» **TASK INSTRUCTIONS**
Return the lines where the word "name" occurs.
==== ROWS ====
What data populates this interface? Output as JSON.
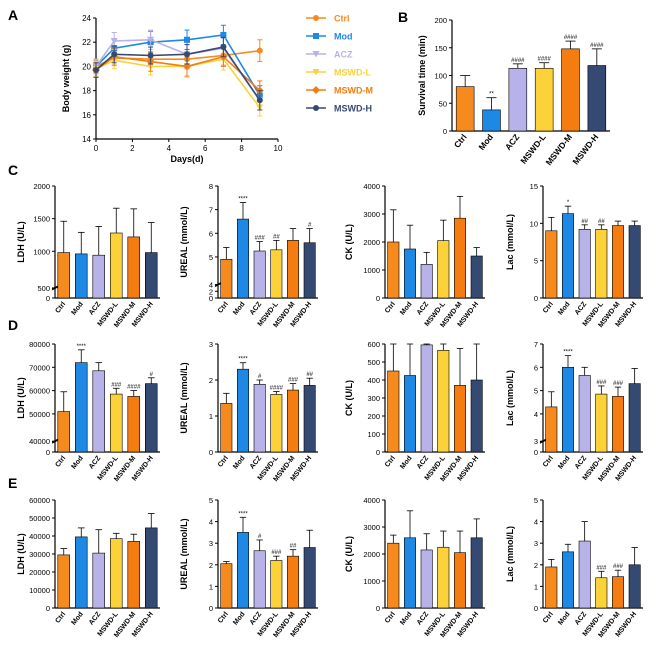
{
  "colors": {
    "Ctrl": "#F58A1F",
    "Mod": "#1E88E5",
    "ACZ": "#B7B3E8",
    "MSWD-L": "#FBD23A",
    "MSWD-M": "#F57C10",
    "MSWD-H": "#354A72"
  },
  "chart_data": [
    {
      "panel": "A",
      "type": "line",
      "xlabel": "Days(d)",
      "ylabel": "Body weight (g)",
      "xlim": [
        0,
        10
      ],
      "ylim": [
        14,
        24
      ],
      "xticks": [
        0,
        2,
        4,
        6,
        8,
        10
      ],
      "yticks": [
        14,
        16,
        18,
        20,
        22,
        24
      ],
      "x": [
        0,
        1,
        3,
        5,
        7,
        9
      ],
      "series": [
        {
          "name": "Ctrl",
          "values": [
            20.0,
            20.7,
            20.6,
            20.6,
            20.9,
            21.3
          ],
          "errors": [
            0.5,
            0.6,
            0.6,
            0.8,
            0.8,
            0.9
          ]
        },
        {
          "name": "Mod",
          "values": [
            20.0,
            21.5,
            22.0,
            22.2,
            22.6,
            17.6
          ],
          "errors": [
            0.6,
            0.7,
            0.9,
            0.8,
            0.8,
            0.8
          ]
        },
        {
          "name": "ACZ",
          "values": [
            20.0,
            22.1,
            22.2,
            21.0,
            21.5,
            17.2
          ],
          "errors": [
            0.6,
            0.7,
            0.8,
            0.8,
            0.8,
            0.8
          ]
        },
        {
          "name": "MSWD-L",
          "values": [
            19.8,
            20.5,
            20.0,
            20.0,
            20.6,
            16.6
          ],
          "errors": [
            0.6,
            0.7,
            0.7,
            0.9,
            0.9,
            0.7
          ]
        },
        {
          "name": "MSWD-M",
          "values": [
            19.7,
            20.8,
            20.4,
            20.0,
            20.8,
            18.0
          ],
          "errors": [
            0.6,
            0.7,
            0.8,
            0.8,
            0.8,
            0.8
          ]
        },
        {
          "name": "MSWD-H",
          "values": [
            19.7,
            21.0,
            20.9,
            21.0,
            21.6,
            17.2
          ],
          "errors": [
            0.6,
            0.7,
            0.7,
            0.8,
            0.8,
            0.8
          ]
        }
      ]
    },
    {
      "panel": "B",
      "type": "bar",
      "ylabel": "Survival time (min)",
      "ylim": [
        0,
        200
      ],
      "yticks": [
        0,
        50,
        100,
        150,
        200
      ],
      "categories": [
        "Ctrl",
        "Mod",
        "ACZ",
        "MSWD-L",
        "MSWD-M",
        "MSWD-H"
      ],
      "values": [
        80,
        38,
        113,
        113,
        148,
        118
      ],
      "errors": [
        20,
        22,
        8,
        10,
        14,
        30
      ],
      "sig": [
        "",
        "**",
        "####",
        "####",
        "####",
        "####"
      ]
    },
    {
      "panel": "C",
      "type": "bar",
      "ylabel": "LDH (U/L)",
      "ylim": [
        0,
        2000
      ],
      "yticks": [
        0,
        500,
        1000,
        1500,
        2000
      ],
      "categories": [
        "Ctrl",
        "Mod",
        "ACZ",
        "MSWD-L",
        "MSWD-M",
        "MSWD-H"
      ],
      "values": [
        980,
        960,
        940,
        1280,
        1220,
        980
      ],
      "errors": [
        480,
        330,
        440,
        380,
        430,
        460
      ],
      "sig": [
        "",
        "",
        "",
        "",
        "",
        ""
      ]
    },
    {
      "panel": "C",
      "type": "bar",
      "ylabel": "UREAL (mmol/L)",
      "ylim": [
        0,
        8
      ],
      "yticks": [
        0,
        2,
        4,
        5,
        6,
        7,
        8
      ],
      "categories": [
        "Ctrl",
        "Mod",
        "ACZ",
        "MSWD-L",
        "MSWD-M",
        "MSWD-H"
      ],
      "values": [
        4.9,
        6.6,
        5.25,
        5.3,
        5.7,
        5.6
      ],
      "errors": [
        0.5,
        0.7,
        0.4,
        0.4,
        0.5,
        0.6
      ],
      "sig": [
        "",
        "****",
        "###",
        "##",
        "",
        "#"
      ]
    },
    {
      "panel": "C",
      "type": "bar",
      "ylabel": "CK (U/L)",
      "ylim": [
        0,
        4000
      ],
      "yticks": [
        0,
        1000,
        2000,
        3000,
        4000
      ],
      "categories": [
        "Ctrl",
        "Mod",
        "ACZ",
        "MSWD-L",
        "MSWD-M",
        "MSWD-H"
      ],
      "values": [
        2000,
        1750,
        1200,
        2050,
        2850,
        1500
      ],
      "errors": [
        1150,
        850,
        430,
        730,
        780,
        300
      ],
      "sig": [
        "",
        "",
        "",
        "",
        "",
        ""
      ]
    },
    {
      "panel": "C",
      "type": "bar",
      "ylabel": "Lac (mmol/L)",
      "ylim": [
        0,
        15
      ],
      "yticks": [
        0,
        5,
        10,
        15
      ],
      "categories": [
        "Ctrl",
        "Mod",
        "ACZ",
        "MSWD-L",
        "MSWD-M",
        "MSWD-H"
      ],
      "values": [
        9.0,
        11.3,
        9.2,
        9.2,
        9.7,
        9.7
      ],
      "errors": [
        1.8,
        1.0,
        0.6,
        0.6,
        0.6,
        0.6
      ],
      "sig": [
        "",
        "*",
        "##",
        "##",
        "",
        ""
      ]
    },
    {
      "panel": "D",
      "type": "bar",
      "ylabel": "LDH (U/L)",
      "ylim": [
        0,
        80000
      ],
      "yticks": [
        0,
        40000,
        50000,
        60000,
        70000,
        80000
      ],
      "categories": [
        "Ctrl",
        "Mod",
        "ACZ",
        "MSWD-L",
        "MSWD-M",
        "MSWD-H"
      ],
      "values": [
        51000,
        72000,
        68500,
        58500,
        57500,
        63000
      ],
      "errors": [
        8500,
        5500,
        3500,
        2500,
        2500,
        2500
      ],
      "sig": [
        "",
        "****",
        "",
        "###",
        "####",
        "#"
      ]
    },
    {
      "panel": "D",
      "type": "bar",
      "ylabel": "UREAL (mmol/L)",
      "ylim": [
        0,
        3
      ],
      "yticks": [
        0,
        1,
        2,
        3
      ],
      "categories": [
        "Ctrl",
        "Mod",
        "ACZ",
        "MSWD-L",
        "MSWD-M",
        "MSWD-H"
      ],
      "values": [
        1.35,
        2.3,
        1.88,
        1.6,
        1.72,
        1.85
      ],
      "errors": [
        0.28,
        0.18,
        0.12,
        0.08,
        0.18,
        0.2
      ],
      "sig": [
        "",
        "****",
        "#",
        "####",
        "###",
        "##"
      ]
    },
    {
      "panel": "D",
      "type": "bar",
      "ylabel": "CK (U/L)",
      "ylim": [
        0,
        600
      ],
      "yticks": [
        0,
        100,
        200,
        300,
        400,
        500,
        600
      ],
      "categories": [
        "Ctrl",
        "Mod",
        "ACZ",
        "MSWD-L",
        "MSWD-M",
        "MSWD-H"
      ],
      "values": [
        450,
        425,
        595,
        565,
        370,
        400
      ],
      "errors": [
        245,
        275,
        190,
        235,
        205,
        235
      ],
      "sig": [
        "",
        "",
        "",
        "",
        "",
        ""
      ]
    },
    {
      "panel": "D",
      "type": "bar",
      "ylabel": "Lac (mmol/L)",
      "ylim": [
        0,
        7
      ],
      "yticks": [
        0,
        3,
        4,
        5,
        6,
        7
      ],
      "categories": [
        "Ctrl",
        "Mod",
        "ACZ",
        "MSWD-L",
        "MSWD-M",
        "MSWD-H"
      ],
      "values": [
        4.3,
        6.0,
        5.65,
        4.85,
        4.75,
        5.3
      ],
      "errors": [
        0.65,
        0.5,
        0.35,
        0.35,
        0.4,
        0.65
      ],
      "sig": [
        "",
        "****",
        "",
        "###",
        "###",
        ""
      ]
    },
    {
      "panel": "E",
      "type": "bar",
      "ylabel": "LDH (U/L)",
      "ylim": [
        0,
        60000
      ],
      "yticks": [
        0,
        10000,
        20000,
        30000,
        40000,
        50000,
        60000
      ],
      "categories": [
        "Ctrl",
        "Mod",
        "ACZ",
        "MSWD-L",
        "MSWD-M",
        "MSWD-H"
      ],
      "values": [
        29500,
        39500,
        30500,
        38500,
        37000,
        44500
      ],
      "errors": [
        3500,
        5000,
        13000,
        3000,
        4000,
        8000
      ],
      "sig": [
        "",
        "",
        "",
        "",
        "",
        ""
      ]
    },
    {
      "panel": "E",
      "type": "bar",
      "ylabel": "UREAL (mmol/L)",
      "ylim": [
        0,
        5
      ],
      "yticks": [
        0,
        1,
        2,
        3,
        4,
        5
      ],
      "categories": [
        "Ctrl",
        "Mod",
        "ACZ",
        "MSWD-L",
        "MSWD-M",
        "MSWD-H"
      ],
      "values": [
        2.05,
        3.5,
        2.65,
        2.2,
        2.4,
        2.8
      ],
      "errors": [
        0.1,
        0.7,
        0.5,
        0.2,
        0.3,
        0.8
      ],
      "sig": [
        "",
        "****",
        "#",
        "###",
        "##",
        ""
      ]
    },
    {
      "panel": "E",
      "type": "bar",
      "ylabel": "CK (U/L)",
      "ylim": [
        0,
        4000
      ],
      "yticks": [
        0,
        1000,
        2000,
        3000,
        4000
      ],
      "categories": [
        "Ctrl",
        "Mod",
        "ACZ",
        "MSWD-L",
        "MSWD-M",
        "MSWD-H"
      ],
      "values": [
        2400,
        2600,
        2150,
        2250,
        2050,
        2600
      ],
      "errors": [
        300,
        1000,
        600,
        600,
        800,
        700
      ],
      "sig": [
        "",
        "",
        "",
        "",
        "",
        ""
      ]
    },
    {
      "panel": "E",
      "type": "bar",
      "ylabel": "Lac (mmol/L)",
      "ylim": [
        0,
        5
      ],
      "yticks": [
        0,
        1,
        2,
        3,
        4,
        5
      ],
      "categories": [
        "Ctrl",
        "Mod",
        "ACZ",
        "MSWD-L",
        "MSWD-M",
        "MSWD-H"
      ],
      "values": [
        1.9,
        2.6,
        3.1,
        1.4,
        1.45,
        2.0
      ],
      "errors": [
        0.35,
        0.35,
        0.9,
        0.3,
        0.3,
        0.8
      ],
      "sig": [
        "",
        "",
        "",
        "###",
        "###",
        ""
      ]
    }
  ]
}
====
» **CORRECT RESULT**
          "name": "Ctrl",
          "name": "Mod",
          "name": "ACZ",
          "name": "MSWD-L",
          "name": "MSWD-M",
          "name": "MSWD-H",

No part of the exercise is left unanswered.